## Aim:
Go through the material below and copy each line where the word "Queries" appears.

## Data in this exercise:
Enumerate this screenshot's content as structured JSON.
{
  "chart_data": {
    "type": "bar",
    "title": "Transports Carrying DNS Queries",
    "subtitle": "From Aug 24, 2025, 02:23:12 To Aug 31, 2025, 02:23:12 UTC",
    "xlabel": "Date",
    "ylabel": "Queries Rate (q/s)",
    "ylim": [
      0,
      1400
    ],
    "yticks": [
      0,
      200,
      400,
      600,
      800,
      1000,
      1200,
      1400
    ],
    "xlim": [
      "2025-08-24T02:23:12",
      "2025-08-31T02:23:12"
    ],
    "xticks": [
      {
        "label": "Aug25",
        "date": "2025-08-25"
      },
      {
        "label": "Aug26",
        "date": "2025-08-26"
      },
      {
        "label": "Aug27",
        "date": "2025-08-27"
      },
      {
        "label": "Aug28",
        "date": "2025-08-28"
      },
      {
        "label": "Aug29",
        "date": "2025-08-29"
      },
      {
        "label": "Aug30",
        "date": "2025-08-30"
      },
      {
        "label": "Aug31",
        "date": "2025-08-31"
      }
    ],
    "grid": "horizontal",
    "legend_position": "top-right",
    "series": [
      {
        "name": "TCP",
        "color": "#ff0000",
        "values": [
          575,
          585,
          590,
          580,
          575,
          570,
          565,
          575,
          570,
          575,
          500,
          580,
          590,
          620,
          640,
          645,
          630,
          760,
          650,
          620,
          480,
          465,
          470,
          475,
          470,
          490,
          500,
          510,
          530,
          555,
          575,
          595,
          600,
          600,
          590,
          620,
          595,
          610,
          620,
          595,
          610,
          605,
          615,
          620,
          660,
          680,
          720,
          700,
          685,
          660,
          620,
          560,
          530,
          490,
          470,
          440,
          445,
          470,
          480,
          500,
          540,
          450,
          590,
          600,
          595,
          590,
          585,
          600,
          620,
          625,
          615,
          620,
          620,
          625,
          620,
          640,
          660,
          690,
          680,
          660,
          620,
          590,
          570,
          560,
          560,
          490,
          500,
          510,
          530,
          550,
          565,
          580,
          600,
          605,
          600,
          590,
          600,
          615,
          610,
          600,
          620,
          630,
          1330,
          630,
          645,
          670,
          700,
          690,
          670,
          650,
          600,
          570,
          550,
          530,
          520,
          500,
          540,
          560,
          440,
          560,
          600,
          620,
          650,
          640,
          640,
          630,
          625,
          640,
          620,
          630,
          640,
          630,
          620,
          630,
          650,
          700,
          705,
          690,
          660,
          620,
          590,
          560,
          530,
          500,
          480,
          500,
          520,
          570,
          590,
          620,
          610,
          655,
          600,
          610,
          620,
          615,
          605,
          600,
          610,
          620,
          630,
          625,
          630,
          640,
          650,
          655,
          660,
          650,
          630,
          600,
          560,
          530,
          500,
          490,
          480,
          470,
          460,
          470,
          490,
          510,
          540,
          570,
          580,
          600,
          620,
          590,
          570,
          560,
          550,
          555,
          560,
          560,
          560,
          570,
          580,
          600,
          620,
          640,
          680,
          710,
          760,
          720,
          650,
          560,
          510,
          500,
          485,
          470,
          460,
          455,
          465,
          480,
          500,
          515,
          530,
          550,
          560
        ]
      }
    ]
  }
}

## Exercise output:
    "title": "Transports Carrying DNS Queries",
    "ylabel": "Queries Rate (q/s)",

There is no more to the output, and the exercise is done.